* [TASK BRIEF]:
For the entries that follow, state how many lines include the word "uncertainty", giving the number and nothing else.

* [SUPPLIED RECORDS]:
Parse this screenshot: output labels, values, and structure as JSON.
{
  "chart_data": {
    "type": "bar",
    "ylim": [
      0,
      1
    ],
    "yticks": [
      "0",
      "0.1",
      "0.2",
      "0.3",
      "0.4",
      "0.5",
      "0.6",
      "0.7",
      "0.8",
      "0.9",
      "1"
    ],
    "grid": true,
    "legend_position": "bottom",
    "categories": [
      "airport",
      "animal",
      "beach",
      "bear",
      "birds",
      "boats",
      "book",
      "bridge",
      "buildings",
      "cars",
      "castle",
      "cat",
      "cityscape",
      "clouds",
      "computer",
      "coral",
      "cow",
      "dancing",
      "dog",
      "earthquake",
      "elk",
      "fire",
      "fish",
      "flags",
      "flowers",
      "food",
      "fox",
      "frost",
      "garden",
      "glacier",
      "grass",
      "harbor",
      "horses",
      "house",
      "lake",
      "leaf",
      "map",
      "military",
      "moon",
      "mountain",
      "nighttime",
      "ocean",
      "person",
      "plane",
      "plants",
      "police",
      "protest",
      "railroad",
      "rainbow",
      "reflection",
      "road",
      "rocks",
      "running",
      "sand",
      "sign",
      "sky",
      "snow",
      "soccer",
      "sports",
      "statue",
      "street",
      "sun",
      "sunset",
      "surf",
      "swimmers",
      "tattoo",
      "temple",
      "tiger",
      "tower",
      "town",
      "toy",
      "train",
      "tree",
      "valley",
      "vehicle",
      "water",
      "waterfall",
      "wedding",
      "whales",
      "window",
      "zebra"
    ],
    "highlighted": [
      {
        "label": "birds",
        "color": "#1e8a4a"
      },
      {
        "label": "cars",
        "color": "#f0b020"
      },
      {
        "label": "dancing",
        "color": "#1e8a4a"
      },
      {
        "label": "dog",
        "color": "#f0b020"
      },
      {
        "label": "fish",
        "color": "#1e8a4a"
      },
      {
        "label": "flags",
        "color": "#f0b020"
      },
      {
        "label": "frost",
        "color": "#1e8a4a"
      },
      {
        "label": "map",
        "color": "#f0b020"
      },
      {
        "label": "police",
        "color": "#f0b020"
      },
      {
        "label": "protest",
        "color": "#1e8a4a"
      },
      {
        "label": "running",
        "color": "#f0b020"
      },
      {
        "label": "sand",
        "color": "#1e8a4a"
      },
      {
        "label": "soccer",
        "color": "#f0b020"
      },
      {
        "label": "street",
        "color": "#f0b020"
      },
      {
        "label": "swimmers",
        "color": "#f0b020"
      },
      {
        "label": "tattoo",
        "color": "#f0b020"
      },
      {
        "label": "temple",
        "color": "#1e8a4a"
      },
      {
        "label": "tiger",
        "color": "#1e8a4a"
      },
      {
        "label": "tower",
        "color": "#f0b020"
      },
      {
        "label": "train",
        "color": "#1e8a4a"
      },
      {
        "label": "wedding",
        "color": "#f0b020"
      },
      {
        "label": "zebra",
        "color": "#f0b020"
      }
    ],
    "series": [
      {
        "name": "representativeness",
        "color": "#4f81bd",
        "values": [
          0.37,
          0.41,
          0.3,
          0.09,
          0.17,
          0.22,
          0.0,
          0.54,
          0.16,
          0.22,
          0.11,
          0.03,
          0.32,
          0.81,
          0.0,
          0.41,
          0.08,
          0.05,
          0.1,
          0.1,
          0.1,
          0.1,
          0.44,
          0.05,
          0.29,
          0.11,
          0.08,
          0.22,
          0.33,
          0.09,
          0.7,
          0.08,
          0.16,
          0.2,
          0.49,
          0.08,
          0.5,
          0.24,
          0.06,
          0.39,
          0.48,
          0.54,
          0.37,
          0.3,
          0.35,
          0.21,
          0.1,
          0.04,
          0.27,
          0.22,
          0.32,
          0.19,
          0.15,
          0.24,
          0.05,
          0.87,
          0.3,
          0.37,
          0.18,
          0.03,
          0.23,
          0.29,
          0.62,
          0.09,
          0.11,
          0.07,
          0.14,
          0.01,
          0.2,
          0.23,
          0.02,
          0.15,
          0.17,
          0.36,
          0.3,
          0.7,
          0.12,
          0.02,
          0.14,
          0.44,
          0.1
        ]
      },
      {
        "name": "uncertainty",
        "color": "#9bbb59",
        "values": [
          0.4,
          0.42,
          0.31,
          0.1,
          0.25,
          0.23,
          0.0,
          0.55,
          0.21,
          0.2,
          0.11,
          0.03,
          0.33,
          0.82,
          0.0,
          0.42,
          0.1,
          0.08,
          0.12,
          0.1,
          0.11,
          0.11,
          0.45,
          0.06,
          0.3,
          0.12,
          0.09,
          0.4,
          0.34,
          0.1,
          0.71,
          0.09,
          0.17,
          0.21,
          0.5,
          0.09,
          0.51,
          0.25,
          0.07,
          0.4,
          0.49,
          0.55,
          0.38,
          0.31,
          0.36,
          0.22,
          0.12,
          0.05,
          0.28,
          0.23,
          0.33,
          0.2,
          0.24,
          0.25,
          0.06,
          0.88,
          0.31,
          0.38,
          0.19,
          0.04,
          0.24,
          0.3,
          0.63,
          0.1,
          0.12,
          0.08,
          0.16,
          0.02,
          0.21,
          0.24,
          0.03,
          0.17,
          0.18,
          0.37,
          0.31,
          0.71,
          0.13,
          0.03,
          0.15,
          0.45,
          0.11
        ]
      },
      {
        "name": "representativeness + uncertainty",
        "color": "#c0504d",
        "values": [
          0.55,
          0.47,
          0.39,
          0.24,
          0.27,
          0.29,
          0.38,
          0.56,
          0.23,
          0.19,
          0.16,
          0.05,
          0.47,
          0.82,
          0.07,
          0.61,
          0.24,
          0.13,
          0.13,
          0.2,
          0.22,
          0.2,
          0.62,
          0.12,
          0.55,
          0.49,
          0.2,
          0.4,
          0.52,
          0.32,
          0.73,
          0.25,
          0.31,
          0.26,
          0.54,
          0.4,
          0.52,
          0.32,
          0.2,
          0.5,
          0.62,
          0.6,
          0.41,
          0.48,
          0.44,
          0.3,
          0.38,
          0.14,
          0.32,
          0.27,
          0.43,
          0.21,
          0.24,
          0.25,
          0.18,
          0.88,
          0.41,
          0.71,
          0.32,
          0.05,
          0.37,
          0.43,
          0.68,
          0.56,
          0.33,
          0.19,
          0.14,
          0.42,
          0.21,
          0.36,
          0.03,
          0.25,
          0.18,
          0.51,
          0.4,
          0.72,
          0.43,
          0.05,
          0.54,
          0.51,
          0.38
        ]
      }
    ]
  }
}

* [TASK ANSWER]:
2